+++ DATA +++
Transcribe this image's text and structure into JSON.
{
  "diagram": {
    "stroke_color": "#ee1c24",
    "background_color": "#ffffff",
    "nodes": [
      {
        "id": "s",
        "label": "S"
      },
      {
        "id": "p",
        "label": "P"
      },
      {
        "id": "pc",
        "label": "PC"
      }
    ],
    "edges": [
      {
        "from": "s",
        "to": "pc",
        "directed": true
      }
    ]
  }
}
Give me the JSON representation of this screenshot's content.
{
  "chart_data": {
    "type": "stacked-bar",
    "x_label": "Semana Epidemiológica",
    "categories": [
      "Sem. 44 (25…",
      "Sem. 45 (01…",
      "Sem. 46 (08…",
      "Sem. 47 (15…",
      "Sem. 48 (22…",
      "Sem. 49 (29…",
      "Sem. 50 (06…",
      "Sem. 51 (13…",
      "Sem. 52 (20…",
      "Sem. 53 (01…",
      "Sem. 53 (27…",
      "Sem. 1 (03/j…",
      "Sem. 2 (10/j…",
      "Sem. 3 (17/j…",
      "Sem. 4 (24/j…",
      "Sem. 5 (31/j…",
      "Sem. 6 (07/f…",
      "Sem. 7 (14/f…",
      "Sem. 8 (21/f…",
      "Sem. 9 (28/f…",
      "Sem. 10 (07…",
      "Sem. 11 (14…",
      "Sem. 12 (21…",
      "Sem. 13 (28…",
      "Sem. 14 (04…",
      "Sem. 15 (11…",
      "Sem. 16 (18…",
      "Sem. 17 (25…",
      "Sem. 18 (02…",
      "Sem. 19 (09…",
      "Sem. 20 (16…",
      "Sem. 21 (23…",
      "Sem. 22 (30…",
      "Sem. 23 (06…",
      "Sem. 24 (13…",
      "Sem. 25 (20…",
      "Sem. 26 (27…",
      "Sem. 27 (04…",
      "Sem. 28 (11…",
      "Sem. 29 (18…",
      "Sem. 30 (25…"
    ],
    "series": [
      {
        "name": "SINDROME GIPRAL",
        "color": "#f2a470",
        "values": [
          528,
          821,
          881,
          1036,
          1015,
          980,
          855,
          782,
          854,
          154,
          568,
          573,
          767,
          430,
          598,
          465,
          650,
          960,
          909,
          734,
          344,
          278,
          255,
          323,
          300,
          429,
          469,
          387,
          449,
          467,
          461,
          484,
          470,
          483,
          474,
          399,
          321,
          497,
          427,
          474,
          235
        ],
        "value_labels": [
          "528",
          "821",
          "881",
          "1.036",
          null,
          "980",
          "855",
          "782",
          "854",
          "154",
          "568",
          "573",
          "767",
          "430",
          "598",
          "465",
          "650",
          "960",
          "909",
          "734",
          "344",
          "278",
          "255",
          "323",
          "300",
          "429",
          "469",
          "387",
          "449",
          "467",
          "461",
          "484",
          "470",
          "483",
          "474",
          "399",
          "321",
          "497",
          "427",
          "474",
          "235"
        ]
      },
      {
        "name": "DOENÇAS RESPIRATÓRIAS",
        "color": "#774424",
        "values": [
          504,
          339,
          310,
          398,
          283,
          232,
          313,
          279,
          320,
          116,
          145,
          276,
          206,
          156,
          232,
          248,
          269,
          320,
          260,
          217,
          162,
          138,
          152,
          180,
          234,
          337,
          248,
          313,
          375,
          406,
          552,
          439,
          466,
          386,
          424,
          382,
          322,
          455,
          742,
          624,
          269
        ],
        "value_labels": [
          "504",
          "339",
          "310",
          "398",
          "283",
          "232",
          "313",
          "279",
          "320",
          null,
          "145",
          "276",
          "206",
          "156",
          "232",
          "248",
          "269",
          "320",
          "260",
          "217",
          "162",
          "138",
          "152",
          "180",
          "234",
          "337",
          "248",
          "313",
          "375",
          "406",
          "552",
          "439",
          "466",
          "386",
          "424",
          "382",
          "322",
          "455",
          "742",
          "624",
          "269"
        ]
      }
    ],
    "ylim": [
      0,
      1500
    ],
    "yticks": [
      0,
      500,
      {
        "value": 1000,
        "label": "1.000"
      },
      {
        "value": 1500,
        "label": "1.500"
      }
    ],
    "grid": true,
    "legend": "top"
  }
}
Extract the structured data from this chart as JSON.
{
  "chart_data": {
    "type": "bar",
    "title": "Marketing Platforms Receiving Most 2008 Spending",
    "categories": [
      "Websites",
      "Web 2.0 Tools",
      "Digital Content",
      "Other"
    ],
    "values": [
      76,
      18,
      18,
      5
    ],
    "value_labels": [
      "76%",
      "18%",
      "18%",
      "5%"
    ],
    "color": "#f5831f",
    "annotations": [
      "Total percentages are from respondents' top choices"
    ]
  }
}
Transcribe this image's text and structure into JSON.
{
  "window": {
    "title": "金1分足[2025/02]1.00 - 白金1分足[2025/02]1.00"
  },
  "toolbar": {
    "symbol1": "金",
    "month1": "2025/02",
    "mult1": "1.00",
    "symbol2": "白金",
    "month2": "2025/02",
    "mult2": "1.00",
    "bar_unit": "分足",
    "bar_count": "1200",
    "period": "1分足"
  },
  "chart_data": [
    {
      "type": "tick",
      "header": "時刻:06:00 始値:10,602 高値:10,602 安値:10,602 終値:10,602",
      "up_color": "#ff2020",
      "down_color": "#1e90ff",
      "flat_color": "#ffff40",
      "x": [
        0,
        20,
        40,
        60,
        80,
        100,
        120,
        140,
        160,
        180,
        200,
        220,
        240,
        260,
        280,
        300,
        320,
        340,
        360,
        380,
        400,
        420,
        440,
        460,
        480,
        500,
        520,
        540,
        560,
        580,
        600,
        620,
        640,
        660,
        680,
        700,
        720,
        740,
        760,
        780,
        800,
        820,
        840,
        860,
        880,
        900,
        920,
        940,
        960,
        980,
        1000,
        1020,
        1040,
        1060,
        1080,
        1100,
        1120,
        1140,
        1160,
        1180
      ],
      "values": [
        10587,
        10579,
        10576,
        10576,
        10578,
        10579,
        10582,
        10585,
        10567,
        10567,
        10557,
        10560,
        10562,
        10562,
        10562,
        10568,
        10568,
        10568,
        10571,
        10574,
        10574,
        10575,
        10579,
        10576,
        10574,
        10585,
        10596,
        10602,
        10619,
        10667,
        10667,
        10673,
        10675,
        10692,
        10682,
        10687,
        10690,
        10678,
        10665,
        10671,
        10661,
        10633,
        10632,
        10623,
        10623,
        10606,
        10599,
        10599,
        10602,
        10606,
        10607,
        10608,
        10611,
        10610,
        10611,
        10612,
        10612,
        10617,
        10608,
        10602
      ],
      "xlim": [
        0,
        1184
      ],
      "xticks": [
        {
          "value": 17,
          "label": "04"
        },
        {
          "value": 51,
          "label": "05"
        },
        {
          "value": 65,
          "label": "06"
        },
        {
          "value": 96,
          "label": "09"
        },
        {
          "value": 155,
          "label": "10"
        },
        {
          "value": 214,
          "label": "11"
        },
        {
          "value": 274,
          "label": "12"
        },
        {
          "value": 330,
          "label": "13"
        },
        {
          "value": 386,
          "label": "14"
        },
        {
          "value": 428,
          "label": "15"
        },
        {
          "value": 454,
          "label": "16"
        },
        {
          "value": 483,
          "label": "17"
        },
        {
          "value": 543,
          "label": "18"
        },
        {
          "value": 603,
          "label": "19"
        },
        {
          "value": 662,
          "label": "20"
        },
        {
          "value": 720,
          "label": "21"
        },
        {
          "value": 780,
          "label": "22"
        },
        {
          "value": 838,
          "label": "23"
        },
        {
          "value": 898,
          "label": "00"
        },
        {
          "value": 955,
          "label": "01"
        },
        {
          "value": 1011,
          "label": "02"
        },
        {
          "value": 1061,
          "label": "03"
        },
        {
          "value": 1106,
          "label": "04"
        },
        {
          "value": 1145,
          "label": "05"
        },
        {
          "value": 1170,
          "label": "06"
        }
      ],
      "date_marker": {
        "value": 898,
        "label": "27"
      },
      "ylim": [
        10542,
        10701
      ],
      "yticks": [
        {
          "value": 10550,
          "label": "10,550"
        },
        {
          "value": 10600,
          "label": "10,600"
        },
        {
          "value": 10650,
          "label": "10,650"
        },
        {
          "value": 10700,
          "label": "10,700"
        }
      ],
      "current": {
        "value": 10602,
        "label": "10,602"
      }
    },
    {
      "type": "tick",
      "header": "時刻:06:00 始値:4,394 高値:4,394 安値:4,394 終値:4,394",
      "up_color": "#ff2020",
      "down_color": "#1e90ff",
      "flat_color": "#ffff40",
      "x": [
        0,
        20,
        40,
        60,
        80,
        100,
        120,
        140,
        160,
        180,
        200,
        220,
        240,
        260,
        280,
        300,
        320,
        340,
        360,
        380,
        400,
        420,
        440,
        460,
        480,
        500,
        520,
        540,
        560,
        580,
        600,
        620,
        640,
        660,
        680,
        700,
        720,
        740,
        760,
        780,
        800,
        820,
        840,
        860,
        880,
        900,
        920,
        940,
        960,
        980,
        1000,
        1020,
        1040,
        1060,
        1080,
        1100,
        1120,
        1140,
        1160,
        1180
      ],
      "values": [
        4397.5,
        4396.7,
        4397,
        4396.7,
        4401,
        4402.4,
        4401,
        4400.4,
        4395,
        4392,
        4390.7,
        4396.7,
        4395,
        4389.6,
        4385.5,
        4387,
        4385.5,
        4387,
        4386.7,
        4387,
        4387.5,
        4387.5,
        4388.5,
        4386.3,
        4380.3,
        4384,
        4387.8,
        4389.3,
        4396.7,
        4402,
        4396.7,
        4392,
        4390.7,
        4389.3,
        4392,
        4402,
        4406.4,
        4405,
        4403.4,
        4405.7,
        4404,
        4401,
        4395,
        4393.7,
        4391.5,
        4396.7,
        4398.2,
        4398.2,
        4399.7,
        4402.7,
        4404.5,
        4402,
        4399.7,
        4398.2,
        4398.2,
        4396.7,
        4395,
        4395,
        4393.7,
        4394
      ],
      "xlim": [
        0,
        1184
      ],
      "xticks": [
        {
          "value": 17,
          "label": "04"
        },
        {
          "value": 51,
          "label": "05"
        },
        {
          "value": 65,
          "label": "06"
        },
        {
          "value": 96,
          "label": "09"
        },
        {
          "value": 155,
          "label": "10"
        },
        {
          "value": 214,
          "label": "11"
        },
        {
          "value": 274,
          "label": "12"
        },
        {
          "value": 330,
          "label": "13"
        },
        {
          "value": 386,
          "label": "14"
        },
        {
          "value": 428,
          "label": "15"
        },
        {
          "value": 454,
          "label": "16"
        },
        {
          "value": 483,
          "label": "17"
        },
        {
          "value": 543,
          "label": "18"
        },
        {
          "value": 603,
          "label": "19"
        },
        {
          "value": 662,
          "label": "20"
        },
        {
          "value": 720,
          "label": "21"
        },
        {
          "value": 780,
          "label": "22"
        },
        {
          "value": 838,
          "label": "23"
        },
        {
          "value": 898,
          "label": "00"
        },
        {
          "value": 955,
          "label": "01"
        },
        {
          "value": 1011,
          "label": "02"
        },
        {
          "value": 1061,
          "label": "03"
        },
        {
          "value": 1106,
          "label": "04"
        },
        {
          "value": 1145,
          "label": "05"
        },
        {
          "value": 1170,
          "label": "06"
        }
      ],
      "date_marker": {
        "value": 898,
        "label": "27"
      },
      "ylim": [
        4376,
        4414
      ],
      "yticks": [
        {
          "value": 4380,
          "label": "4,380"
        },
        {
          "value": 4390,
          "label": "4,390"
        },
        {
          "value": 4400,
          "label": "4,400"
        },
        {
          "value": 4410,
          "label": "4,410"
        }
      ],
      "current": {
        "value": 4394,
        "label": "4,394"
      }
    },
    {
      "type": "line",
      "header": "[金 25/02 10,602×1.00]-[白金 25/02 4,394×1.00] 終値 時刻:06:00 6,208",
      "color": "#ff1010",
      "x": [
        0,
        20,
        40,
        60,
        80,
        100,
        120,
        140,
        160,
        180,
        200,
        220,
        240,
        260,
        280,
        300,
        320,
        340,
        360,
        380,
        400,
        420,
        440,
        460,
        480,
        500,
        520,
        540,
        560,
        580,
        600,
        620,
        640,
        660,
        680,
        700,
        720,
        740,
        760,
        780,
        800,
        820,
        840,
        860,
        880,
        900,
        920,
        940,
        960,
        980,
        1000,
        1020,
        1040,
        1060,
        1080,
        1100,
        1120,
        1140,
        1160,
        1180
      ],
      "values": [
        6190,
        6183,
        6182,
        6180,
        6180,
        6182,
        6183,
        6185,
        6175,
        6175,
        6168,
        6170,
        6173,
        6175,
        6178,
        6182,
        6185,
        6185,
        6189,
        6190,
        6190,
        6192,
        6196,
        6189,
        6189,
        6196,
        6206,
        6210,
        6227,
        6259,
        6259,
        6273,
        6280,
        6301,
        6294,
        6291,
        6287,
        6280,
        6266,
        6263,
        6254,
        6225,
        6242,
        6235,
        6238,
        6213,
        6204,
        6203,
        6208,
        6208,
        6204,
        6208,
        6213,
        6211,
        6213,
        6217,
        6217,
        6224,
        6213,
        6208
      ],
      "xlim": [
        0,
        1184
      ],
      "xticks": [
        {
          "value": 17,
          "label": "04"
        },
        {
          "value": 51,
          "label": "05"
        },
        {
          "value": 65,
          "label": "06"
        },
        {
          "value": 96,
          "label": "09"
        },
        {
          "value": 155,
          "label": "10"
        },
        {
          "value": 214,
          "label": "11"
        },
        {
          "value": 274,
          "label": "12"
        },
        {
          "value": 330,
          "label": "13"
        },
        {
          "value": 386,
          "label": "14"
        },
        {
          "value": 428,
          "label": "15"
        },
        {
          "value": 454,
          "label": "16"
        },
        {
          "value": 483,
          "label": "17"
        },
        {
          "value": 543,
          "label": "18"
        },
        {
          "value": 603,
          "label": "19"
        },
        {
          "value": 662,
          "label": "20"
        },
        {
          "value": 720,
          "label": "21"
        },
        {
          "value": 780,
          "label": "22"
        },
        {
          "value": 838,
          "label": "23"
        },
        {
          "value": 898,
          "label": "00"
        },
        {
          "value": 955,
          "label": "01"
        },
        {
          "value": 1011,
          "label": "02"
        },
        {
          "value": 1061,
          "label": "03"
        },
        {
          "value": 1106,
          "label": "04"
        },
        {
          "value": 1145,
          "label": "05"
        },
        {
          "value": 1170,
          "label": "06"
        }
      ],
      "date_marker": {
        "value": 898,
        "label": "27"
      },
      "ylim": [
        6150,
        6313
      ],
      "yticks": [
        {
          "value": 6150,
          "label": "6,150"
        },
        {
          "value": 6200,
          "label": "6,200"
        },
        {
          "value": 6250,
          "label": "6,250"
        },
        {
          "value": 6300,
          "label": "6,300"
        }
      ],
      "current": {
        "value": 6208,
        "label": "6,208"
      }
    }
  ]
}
+++
*EXERCISE OBJECTIVE:* Show each line of the data that contains the string "JSON".

*SOLUTION TO THIS EXERCISE:*
Transcribe this image's text and structure into JSON.
Give me the JSON representation of this screenshot's content.
Extract the structured data from this chart as JSON.
Transcribe this image's text and structure into JSON.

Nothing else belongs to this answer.